======== MATERIAL FOR THIS EXERCISE

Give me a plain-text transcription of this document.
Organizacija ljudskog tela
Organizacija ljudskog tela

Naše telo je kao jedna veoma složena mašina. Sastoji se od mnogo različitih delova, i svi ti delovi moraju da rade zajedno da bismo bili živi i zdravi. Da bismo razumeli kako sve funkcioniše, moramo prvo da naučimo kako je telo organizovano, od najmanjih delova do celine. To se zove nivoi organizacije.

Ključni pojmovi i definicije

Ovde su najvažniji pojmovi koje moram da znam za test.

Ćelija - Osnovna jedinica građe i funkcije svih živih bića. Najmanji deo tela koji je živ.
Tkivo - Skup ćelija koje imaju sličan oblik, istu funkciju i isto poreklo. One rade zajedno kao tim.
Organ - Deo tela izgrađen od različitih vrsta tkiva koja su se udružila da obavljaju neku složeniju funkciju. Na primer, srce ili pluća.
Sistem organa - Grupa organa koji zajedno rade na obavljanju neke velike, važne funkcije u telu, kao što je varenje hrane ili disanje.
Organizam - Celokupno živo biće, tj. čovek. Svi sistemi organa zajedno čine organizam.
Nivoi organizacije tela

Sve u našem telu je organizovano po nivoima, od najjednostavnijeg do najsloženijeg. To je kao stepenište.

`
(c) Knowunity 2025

================

The lines above should be duplicated exactly.

Give me a plain-text transcription of this document.
Organizacija ljudskog tela
Organizacija ljudskog tela

Naše telo je kao jedna veoma složena mašina. Sastoji se od mnogo različitih delova, i svi ti delovi moraju da rade zajedno da bismo bili živi i zdravi. Da bismo razumeli kako sve funkcioniše, moramo prvo da naučimo kako je telo organizovano, od najmanjih delova do celine. To se zove nivoi organizacije.

Ključni pojmovi i definicije

Ovde su najvažniji pojmovi koje moram da znam za test.

Ćelija - Osnovna jedinica građe i funkcije svih živih bića. Najmanji deo tela koji je živ.
Tkivo - Skup ćelija koje imaju sličan oblik, istu funkciju i isto poreklo. One rade zajedno kao tim.
Organ - Deo tela izgrađen od različitih vrsta tkiva koja su se udružila da obavljaju neku složeniju funkciju. Na primer, srce ili pluća.
Sistem organa - Grupa organa koji zajedno rade na obavljanju neke velike, važne funkcije u telu, kao što je varenje hrane ili disanje.
Organizam - Celokupno živo biće, tj. čovek. Svi sistemi organa zajedno čine organizam.
Nivoi organizacije tela

Sve u našem telu je organizovano po nivoima, od najjednostavnijeg do najsloženijeg. To je kao stepenište.

`
(c) Knowunity 2025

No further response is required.